>>>
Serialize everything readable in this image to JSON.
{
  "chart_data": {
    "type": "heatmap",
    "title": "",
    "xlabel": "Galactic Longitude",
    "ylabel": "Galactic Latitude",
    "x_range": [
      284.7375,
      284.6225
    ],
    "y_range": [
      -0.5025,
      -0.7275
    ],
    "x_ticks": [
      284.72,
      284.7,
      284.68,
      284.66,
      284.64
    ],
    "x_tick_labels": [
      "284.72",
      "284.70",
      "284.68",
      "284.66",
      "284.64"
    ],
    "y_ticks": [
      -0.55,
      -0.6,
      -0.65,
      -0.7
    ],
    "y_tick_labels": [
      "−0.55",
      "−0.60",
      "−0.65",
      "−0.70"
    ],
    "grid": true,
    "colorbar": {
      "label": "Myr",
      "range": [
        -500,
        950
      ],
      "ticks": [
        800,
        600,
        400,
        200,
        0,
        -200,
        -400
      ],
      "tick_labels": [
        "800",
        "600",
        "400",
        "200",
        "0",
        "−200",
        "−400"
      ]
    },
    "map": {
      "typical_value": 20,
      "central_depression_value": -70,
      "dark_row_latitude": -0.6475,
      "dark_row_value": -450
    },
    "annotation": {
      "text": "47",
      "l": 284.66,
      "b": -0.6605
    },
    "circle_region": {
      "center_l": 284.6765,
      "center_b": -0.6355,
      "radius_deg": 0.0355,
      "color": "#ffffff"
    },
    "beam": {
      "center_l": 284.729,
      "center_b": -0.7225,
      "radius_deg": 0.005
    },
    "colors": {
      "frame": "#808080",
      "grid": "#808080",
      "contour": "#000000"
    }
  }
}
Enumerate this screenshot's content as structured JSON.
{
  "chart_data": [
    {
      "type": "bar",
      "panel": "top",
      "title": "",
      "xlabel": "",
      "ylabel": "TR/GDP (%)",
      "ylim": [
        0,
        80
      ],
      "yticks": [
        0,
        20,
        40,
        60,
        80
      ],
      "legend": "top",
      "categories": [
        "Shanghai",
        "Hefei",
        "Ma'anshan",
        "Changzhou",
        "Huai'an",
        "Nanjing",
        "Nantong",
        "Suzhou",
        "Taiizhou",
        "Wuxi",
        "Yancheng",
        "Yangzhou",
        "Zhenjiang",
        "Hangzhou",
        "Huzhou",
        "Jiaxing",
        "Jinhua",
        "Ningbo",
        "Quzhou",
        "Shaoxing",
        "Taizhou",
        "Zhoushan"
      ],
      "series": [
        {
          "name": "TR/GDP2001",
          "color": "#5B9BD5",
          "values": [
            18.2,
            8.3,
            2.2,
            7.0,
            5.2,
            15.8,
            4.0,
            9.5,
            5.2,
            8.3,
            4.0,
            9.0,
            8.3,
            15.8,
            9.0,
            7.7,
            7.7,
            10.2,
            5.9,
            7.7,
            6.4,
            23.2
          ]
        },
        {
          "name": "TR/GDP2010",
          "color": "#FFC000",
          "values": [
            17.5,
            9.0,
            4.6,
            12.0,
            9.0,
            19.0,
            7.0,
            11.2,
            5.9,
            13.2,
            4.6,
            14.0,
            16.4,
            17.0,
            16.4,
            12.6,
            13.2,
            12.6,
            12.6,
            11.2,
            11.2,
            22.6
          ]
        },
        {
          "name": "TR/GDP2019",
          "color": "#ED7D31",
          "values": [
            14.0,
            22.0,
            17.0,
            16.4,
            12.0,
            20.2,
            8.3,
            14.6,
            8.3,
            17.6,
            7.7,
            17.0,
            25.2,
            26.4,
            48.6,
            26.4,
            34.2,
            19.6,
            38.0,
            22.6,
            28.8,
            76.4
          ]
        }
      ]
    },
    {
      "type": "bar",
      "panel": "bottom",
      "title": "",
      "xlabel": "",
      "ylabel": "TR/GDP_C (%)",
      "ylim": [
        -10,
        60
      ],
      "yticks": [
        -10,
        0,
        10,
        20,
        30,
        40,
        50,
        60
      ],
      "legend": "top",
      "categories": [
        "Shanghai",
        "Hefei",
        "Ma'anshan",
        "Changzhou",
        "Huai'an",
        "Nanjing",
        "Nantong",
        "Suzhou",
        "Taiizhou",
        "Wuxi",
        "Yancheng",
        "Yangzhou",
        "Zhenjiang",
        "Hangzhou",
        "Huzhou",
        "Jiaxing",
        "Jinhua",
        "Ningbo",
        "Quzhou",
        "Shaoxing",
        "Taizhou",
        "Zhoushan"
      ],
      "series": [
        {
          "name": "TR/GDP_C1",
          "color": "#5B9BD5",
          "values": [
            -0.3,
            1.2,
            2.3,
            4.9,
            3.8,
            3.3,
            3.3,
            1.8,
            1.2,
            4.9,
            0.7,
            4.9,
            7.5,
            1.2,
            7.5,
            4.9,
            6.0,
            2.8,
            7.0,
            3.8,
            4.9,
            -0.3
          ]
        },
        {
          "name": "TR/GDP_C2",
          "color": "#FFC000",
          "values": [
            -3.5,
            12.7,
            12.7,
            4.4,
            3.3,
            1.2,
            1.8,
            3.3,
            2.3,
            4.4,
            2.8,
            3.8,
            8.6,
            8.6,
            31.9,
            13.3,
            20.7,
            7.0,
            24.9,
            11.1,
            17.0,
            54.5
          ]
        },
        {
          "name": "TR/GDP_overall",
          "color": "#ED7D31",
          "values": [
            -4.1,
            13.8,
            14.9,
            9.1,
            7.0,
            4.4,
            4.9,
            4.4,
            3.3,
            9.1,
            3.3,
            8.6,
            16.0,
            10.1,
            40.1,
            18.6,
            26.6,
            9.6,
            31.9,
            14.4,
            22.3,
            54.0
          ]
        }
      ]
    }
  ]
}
<<<
=== YOUR OBJECTIVE ===
Transcribe the material exactly as it reads.

=== SOLUTION TO THE EXERCISE ===
Serialize everything readable in this image to JSON.
{
  "chart_data": {
    "type": "heatmap",
    "title": "",
    "xlabel": "Galactic Longitude",
    "ylabel": "Galactic Latitude",
    "x_range": [
      284.7375,
      284.6225
    ],
    "y_range": [
      -0.5025,
      -0.7275
    ],
    "x_ticks": [
      284.72,
      284.7,
      284.68,
      284.66,
      284.64
    ],
    "x_tick_labels": [
      "284.72",
      "284.70",
      "284.68",
      "284.66",
      "284.64"
    ],
    "y_ticks": [
      -0.55,
      -0.6,
      -0.65,
      -0.7
    ],
    "y_tick_labels": [
      "−0.55",
      "−0.60",
      "−0.65",
      "−0.70"
    ],
    "grid": true,
    "colorbar": {
      "label": "Myr",
      "range": [
        -500,
        950
      ],
      "ticks": [
        800,
        600,
        400,
        200,
        0,
        -200,
        -400
      ],
      "tick_labels": [
        "800",
        "600",
        "400",
        "200",
        "0",
        "−200",
        "−400"
      ]
    },
    "map": {
      "typical_value": 20,
      "central_depression_value": -70,
      "dark_row_latitude": -0.6475,
      "dark_row_value": -450
    },
    "annotation": {
      "text": "47",
      "l": 284.66,
      "b": -0.6605
    },
    "circle_region": {
      "center_l": 284.6765,
      "center_b": -0.6355,
      "radius_deg": 0.0355,
      "color": "#ffffff"
    },
    "beam": {
      "center_l": 284.729,
      "center_b": -0.7225,
      "radius_deg": 0.005
    },
    "colors": {
      "frame": "#808080",
      "grid": "#808080",
      "contour": "#000000"
    }
  }
}
Enumerate this screenshot's content as structured JSON.
{
  "chart_data": [
    {
      "type": "bar",
      "panel": "top",
      "title": "",
      "xlabel": "",
      "ylabel": "TR/GDP (%)",
      "ylim": [
        0,
        80
      ],
      "yticks": [
        0,
        20,
        40,
        60,
        80
      ],
      "legend": "top",
      "categories": [
        "Shanghai",
        "Hefei",
        "Ma'anshan",
        "Changzhou",
        "Huai'an",
        "Nanjing",
        "Nantong",
        "Suzhou",
        "Taiizhou",
        "Wuxi",
        "Yancheng",
        "Yangzhou",
        "Zhenjiang",
        "Hangzhou",
        "Huzhou",
        "Jiaxing",
        "Jinhua",
        "Ningbo",
        "Quzhou",
        "Shaoxing",
        "Taizhou",
        "Zhoushan"
      ],
      "series": [
        {
          "name": "TR/GDP2001",
          "color": "#5B9BD5",
          "values": [
            18.2,
            8.3,
            2.2,
            7.0,
            5.2,
            15.8,
            4.0,
            9.5,
            5.2,
            8.3,
            4.0,
            9.0,
            8.3,
            15.8,
            9.0,
            7.7,
            7.7,
            10.2,
            5.9,
            7.7,
            6.4,
            23.2
          ]
        },
        {
          "name": "TR/GDP2010",
          "color": "#FFC000",
          "values": [
            17.5,
            9.0,
            4.6,
            12.0,
            9.0,
            19.0,
            7.0,
            11.2,
            5.9,
            13.2,
            4.6,
            14.0,
            16.4,
            17.0,
            16.4,
            12.6,
            13.2,
            12.6,
            12.6,
            11.2,
            11.2,
            22.6
          ]
        },
        {
          "name": "TR/GDP2019",
          "color": "#ED7D31",
          "values": [
            14.0,
            22.0,
            17.0,
            16.4,
            12.0,
            20.2,
            8.3,
            14.6,
            8.3,
            17.6,
            7.7,
            17.0,
            25.2,
            26.4,
            48.6,
            26.4,
            34.2,
            19.6,
            38.0,
            22.6,
            28.8,
            76.4
          ]
        }
      ]
    },
    {
      "type": "bar",
      "panel": "bottom",
      "title": "",
      "xlabel": "",
      "ylabel": "TR/GDP_C (%)",
      "ylim": [
        -10,
        60
      ],
      "yticks": [
        -10,
        0,
        10,
        20,
        30,
        40,
        50,
        60
      ],
      "legend": "top",
      "categories": [
        "Shanghai",
        "Hefei",
        "Ma'anshan",
        "Changzhou",
        "Huai'an",
        "Nanjing",
        "Nantong",
        "Suzhou",
        "Taiizhou",
        "Wuxi",
        "Yancheng",
        "Yangzhou",
        "Zhenjiang",
        "Hangzhou",
        "Huzhou",
        "Jiaxing",
        "Jinhua",
        "Ningbo",
        "Quzhou",
        "Shaoxing",
        "Taizhou",
        "Zhoushan"
      ],
      "series": [
        {
          "name": "TR/GDP_C1",
          "color": "#5B9BD5",
          "values": [
            -0.3,
            1.2,
            2.3,
            4.9,
            3.8,
            3.3,
            3.3,
            1.8,
            1.2,
            4.9,
            0.7,
            4.9,
            7.5,
            1.2,
            7.5,
            4.9,
            6.0,
            2.8,
            7.0,
            3.8,
            4.9,
            -0.3
          ]
        },
        {
          "name": "TR/GDP_C2",
          "color": "#FFC000",
          "values": [
            -3.5,
            12.7,
            12.7,
            4.4,
            3.3,
            1.2,
            1.8,
            3.3,
            2.3,
            4.4,
            2.8,
            3.8,
            8.6,
            8.6,
            31.9,
            13.3,
            20.7,
            7.0,
            24.9,
            11.1,
            17.0,
            54.5
          ]
        },
        {
          "name": "TR/GDP_overall",
          "color": "#ED7D31",
          "values": [
            -4.1,
            13.8,
            14.9,
            9.1,
            7.0,
            4.4,
            4.9,
            4.4,
            3.3,
            9.1,
            3.3,
            8.6,
            16.0,
            10.1,
            40.1,
            18.6,
            26.6,
            9.6,
            31.9,
            14.4,
            22.3,
            54.0
          ]
        }
      ]
    }
  ]
}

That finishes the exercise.